• _The task_: From the listing below, extract every line containing "JSON".

Figure record extracts:
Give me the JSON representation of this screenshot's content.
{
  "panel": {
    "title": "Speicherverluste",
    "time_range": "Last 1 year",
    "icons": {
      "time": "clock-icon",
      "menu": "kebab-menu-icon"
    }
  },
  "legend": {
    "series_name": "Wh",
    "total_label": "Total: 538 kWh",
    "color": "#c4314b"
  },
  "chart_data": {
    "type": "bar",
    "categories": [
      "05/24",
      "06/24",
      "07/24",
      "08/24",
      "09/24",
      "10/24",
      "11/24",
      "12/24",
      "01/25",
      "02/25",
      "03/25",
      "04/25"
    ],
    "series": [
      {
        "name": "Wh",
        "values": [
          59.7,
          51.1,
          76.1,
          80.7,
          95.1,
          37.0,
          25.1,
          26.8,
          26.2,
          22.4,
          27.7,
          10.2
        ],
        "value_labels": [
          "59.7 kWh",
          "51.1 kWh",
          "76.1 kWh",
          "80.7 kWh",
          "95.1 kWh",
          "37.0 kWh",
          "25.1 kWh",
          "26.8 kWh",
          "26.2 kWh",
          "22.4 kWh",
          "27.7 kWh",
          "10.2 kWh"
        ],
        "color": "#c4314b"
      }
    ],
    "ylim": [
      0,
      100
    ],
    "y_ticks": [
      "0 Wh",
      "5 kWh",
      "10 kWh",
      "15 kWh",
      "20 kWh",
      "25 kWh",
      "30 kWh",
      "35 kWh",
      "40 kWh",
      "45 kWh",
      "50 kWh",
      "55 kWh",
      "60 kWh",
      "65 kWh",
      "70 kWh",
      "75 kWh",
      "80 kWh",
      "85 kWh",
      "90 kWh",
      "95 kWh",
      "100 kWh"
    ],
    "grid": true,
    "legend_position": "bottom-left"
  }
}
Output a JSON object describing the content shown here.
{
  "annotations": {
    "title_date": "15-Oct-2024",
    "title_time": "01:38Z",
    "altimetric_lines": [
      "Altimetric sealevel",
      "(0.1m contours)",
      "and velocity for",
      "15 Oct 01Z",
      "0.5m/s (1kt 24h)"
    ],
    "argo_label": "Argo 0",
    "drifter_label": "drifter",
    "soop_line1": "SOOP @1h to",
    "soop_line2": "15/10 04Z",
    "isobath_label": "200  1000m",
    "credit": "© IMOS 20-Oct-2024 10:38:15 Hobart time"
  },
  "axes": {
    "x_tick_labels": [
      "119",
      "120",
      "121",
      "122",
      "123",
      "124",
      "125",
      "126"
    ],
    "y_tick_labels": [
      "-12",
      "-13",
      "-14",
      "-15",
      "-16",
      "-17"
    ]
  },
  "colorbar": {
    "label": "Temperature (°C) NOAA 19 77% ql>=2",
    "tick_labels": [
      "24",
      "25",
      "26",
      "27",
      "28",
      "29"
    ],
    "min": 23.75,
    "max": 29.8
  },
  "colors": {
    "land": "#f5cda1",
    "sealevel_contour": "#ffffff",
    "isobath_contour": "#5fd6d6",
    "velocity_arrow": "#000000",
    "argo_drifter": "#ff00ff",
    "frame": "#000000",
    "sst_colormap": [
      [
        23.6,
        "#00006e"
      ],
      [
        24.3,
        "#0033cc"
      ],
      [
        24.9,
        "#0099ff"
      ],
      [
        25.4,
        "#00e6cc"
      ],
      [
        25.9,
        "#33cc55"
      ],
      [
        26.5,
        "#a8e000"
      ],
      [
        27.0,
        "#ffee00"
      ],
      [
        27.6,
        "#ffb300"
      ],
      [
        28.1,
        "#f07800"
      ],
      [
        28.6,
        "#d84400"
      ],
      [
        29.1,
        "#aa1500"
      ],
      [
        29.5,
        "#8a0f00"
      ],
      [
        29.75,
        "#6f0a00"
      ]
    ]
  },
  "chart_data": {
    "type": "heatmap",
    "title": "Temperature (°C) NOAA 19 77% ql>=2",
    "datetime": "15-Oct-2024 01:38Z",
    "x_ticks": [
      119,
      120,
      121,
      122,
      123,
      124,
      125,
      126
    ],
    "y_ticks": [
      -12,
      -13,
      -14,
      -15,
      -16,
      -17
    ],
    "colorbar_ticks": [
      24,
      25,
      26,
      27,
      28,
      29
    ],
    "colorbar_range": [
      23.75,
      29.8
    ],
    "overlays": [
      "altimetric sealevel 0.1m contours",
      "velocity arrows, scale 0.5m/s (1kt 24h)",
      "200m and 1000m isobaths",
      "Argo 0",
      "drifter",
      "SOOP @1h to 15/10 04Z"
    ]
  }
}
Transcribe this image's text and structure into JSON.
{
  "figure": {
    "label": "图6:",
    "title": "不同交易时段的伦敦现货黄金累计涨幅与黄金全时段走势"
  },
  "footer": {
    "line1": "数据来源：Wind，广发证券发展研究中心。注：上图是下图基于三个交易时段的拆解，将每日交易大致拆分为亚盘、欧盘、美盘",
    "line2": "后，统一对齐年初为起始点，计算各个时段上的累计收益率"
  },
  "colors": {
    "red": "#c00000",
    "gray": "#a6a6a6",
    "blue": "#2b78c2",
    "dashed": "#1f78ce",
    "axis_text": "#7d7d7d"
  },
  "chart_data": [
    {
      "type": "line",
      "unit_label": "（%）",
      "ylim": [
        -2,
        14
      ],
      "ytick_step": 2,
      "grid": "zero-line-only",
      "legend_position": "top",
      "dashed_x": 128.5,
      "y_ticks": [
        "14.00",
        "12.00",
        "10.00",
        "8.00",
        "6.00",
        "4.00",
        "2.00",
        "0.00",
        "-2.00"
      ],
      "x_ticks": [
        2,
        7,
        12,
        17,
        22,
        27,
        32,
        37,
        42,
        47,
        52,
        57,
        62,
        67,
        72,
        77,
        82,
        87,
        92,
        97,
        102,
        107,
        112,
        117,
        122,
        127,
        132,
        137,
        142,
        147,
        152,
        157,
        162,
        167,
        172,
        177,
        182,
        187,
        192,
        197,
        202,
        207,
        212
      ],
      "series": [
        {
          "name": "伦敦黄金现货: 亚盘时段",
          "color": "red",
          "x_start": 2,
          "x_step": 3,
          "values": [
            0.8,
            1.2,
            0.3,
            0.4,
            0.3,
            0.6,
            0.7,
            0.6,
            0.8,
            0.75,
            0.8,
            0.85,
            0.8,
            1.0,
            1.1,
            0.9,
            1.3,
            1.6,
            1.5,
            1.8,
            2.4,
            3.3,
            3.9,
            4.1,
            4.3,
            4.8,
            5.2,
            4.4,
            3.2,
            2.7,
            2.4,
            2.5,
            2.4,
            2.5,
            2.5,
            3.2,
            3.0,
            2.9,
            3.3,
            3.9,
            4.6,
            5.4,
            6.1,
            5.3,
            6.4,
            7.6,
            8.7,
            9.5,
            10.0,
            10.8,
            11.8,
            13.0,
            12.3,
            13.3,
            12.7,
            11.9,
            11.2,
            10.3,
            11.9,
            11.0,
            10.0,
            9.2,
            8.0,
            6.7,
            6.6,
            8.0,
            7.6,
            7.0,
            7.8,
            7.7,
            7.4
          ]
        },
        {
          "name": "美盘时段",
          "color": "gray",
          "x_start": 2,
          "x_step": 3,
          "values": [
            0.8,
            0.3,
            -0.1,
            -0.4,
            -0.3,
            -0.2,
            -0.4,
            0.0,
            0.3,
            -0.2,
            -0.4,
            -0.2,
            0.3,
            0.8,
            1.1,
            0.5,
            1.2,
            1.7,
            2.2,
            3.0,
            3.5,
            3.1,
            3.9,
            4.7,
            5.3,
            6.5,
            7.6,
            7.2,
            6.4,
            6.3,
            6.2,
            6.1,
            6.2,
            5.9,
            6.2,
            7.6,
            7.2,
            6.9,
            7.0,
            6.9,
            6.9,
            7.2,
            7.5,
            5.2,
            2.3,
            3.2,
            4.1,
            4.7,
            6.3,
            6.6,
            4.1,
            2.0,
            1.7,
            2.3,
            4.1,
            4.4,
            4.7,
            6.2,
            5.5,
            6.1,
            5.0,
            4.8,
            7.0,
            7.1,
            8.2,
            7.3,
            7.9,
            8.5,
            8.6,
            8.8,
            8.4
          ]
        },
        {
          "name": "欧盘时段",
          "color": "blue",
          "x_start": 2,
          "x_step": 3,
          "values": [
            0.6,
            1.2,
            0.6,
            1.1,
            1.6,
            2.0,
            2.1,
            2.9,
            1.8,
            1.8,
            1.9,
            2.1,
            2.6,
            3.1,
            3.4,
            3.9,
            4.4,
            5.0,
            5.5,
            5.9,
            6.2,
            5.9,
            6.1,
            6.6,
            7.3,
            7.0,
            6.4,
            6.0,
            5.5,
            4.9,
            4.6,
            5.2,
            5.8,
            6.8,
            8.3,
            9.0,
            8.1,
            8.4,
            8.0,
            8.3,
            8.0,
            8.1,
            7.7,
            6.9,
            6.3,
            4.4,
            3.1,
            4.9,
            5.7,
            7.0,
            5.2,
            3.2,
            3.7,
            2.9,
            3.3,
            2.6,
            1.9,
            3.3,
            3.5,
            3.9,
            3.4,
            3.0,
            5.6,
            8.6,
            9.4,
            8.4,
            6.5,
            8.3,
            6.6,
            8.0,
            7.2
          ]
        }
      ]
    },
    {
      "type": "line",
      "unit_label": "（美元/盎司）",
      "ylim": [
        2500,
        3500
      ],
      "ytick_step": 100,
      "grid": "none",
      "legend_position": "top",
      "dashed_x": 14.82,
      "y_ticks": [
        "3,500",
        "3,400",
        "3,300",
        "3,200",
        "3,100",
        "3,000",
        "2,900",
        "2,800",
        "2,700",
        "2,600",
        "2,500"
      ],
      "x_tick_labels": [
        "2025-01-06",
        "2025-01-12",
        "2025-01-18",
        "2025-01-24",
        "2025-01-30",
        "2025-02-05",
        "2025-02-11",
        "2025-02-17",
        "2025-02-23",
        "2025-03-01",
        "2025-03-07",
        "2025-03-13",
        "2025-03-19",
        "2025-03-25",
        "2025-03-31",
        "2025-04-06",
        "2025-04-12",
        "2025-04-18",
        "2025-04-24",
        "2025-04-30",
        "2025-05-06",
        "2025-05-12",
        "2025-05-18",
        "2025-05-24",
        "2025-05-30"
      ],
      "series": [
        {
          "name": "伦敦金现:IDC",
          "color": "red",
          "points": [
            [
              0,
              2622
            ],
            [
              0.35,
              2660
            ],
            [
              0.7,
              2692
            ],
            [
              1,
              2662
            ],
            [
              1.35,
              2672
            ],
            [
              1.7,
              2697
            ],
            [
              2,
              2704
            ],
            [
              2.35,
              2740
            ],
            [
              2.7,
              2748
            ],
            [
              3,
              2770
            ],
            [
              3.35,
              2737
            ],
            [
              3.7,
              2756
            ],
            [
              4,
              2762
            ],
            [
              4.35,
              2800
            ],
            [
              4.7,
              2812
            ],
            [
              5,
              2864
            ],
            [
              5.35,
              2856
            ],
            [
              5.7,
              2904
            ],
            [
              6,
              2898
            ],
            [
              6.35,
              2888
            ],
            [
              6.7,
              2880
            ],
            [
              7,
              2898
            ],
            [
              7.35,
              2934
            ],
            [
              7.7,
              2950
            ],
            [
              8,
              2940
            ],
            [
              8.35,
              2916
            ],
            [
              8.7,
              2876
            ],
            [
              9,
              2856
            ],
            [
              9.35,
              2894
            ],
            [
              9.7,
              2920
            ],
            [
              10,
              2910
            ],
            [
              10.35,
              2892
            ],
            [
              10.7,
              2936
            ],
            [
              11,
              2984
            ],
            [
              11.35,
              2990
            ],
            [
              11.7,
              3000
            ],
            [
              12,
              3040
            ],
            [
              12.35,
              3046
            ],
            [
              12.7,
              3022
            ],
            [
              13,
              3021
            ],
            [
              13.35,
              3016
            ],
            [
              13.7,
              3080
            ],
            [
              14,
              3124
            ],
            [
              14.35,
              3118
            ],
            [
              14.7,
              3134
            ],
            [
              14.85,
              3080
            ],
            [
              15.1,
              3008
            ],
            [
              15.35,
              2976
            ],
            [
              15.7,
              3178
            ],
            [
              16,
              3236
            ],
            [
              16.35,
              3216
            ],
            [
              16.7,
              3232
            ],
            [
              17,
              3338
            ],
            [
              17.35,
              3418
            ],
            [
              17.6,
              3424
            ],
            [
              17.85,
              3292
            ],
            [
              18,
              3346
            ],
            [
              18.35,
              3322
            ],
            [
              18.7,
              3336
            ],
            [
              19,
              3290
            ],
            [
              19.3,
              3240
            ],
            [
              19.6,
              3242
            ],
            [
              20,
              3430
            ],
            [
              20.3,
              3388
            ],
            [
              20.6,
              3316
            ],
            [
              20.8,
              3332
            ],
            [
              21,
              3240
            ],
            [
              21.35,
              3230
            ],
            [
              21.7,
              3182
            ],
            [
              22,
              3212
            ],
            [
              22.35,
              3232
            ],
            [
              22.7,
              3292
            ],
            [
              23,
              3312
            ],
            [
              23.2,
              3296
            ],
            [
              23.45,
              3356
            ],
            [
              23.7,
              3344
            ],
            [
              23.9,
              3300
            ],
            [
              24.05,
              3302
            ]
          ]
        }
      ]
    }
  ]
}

• _Reply_:
Give me the JSON representation of this screenshot's content.
Output a JSON object describing the content shown here.
Transcribe this image's text and structure into JSON.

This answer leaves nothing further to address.